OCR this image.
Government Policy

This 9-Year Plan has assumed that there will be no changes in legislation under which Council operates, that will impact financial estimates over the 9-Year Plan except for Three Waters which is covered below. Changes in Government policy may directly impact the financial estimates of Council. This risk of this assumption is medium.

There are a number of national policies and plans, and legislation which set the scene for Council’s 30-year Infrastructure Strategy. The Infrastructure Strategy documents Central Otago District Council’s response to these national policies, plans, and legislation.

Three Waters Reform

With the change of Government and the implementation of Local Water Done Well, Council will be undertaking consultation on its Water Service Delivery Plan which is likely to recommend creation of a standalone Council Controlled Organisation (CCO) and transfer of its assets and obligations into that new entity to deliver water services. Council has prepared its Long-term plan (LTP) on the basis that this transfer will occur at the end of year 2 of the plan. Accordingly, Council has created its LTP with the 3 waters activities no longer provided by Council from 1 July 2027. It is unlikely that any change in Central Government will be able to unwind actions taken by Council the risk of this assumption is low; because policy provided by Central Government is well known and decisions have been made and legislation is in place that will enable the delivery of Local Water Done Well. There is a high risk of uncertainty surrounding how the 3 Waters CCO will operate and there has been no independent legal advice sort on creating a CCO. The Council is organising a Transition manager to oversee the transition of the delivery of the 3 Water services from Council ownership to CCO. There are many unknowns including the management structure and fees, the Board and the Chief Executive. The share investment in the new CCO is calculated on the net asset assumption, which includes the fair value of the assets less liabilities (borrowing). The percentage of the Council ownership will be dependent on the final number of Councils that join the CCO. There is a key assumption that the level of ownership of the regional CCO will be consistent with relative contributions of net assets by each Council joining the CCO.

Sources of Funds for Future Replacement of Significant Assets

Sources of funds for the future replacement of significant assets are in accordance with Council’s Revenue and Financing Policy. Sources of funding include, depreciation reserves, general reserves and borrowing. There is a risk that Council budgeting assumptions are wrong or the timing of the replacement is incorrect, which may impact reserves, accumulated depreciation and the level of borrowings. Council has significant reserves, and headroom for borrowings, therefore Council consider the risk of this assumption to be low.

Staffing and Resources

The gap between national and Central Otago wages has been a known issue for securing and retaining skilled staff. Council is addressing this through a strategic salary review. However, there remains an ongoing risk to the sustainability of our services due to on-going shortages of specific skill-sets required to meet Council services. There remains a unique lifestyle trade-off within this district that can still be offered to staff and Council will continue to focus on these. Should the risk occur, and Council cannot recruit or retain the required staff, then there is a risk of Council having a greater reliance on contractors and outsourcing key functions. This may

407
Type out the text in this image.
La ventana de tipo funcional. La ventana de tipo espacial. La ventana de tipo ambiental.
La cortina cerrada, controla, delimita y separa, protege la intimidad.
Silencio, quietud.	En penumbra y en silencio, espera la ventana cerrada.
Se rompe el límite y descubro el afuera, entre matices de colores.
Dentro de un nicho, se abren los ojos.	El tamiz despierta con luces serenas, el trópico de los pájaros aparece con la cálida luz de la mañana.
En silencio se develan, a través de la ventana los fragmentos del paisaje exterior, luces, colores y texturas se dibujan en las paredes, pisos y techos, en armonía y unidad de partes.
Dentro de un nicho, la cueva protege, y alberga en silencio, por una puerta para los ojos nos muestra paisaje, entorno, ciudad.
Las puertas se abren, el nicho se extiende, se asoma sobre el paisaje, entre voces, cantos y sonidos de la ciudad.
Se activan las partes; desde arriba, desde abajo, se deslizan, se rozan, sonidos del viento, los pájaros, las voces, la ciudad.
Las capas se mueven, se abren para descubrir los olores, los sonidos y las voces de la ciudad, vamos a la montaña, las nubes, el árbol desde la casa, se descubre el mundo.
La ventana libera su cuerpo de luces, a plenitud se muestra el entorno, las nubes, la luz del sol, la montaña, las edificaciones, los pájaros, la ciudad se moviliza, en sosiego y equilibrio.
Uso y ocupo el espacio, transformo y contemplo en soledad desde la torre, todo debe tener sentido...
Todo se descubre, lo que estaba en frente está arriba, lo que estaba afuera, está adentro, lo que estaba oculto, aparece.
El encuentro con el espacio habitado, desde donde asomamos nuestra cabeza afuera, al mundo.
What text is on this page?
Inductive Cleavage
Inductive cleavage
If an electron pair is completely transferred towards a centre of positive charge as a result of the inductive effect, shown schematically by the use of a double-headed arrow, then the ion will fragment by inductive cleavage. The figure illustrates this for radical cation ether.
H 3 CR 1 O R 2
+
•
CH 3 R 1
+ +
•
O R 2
================================
* [STATED TASK]: Return from the data every line that holds "partes".

* [THE COMPLETED TASK]:
En silencio se develan, a través de la ventana los fragmentos del paisaje exterior, luces, colores y texturas se dibujan en las paredes, pisos y techos, en armonía y unidad de partes.
Se activan las partes; desde arriba, desde abajo, se deslizan, se rozan, sonidos del viento, los pájaros, las voces, la ciudad.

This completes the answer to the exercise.